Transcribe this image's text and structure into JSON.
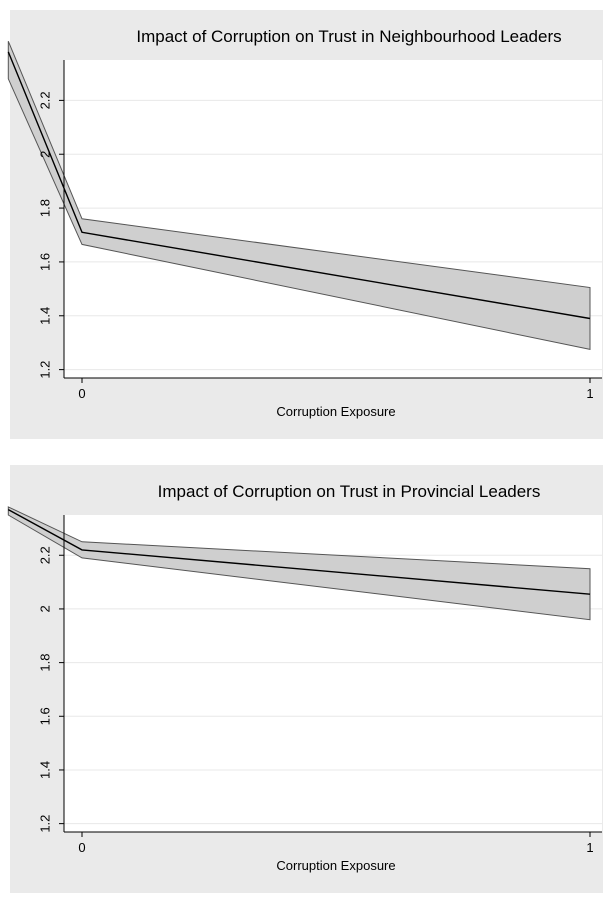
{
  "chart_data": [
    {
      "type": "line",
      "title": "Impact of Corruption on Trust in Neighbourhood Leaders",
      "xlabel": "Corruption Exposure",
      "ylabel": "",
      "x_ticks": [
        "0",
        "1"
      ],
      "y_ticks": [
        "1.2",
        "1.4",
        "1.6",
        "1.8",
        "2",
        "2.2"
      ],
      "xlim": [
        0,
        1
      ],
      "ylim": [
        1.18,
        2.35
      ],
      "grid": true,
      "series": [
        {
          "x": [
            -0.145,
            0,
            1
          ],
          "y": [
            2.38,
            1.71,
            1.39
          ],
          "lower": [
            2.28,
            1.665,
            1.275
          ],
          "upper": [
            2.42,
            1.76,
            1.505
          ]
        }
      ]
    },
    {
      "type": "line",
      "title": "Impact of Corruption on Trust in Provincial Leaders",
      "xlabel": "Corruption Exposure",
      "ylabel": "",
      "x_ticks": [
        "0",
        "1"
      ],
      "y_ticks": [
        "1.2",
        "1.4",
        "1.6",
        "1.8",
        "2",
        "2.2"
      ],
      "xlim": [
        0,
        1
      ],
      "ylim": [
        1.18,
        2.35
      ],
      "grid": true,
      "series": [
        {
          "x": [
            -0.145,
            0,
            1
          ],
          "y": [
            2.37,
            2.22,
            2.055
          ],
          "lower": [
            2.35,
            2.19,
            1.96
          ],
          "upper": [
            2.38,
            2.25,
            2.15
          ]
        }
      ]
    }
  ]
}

◆ Work required
Transcribe the material exactly, keeping every word and none of the pictures.

◆ Task output
Transcribe this image's text and structure into JSON.
{
  "chart_data": [
    {
      "type": "line",
      "title": "Impact of Corruption on Trust in Neighbourhood Leaders",
      "xlabel": "Corruption Exposure",
      "ylabel": "",
      "x_ticks": [
        "0",
        "1"
      ],
      "y_ticks": [
        "1.2",
        "1.4",
        "1.6",
        "1.8",
        "2",
        "2.2"
      ],
      "xlim": [
        0,
        1
      ],
      "ylim": [
        1.18,
        2.35
      ],
      "grid": true,
      "series": [
        {
          "x": [
            -0.145,
            0,
            1
          ],
          "y": [
            2.38,
            1.71,
            1.39
          ],
          "lower": [
            2.28,
            1.665,
            1.275
          ],
          "upper": [
            2.42,
            1.76,
            1.505
          ]
        }
      ]
    },
    {
      "type": "line",
      "title": "Impact of Corruption on Trust in Provincial Leaders",
      "xlabel": "Corruption Exposure",
      "ylabel": "",
      "x_ticks": [
        "0",
        "1"
      ],
      "y_ticks": [
        "1.2",
        "1.4",
        "1.6",
        "1.8",
        "2",
        "2.2"
      ],
      "xlim": [
        0,
        1
      ],
      "ylim": [
        1.18,
        2.35
      ],
      "grid": true,
      "series": [
        {
          "x": [
            -0.145,
            0,
            1
          ],
          "y": [
            2.37,
            2.22,
            2.055
          ],
          "lower": [
            2.35,
            2.19,
            1.96
          ],
          "upper": [
            2.38,
            2.25,
            2.15
          ]
        }
      ]
    }
  ]
}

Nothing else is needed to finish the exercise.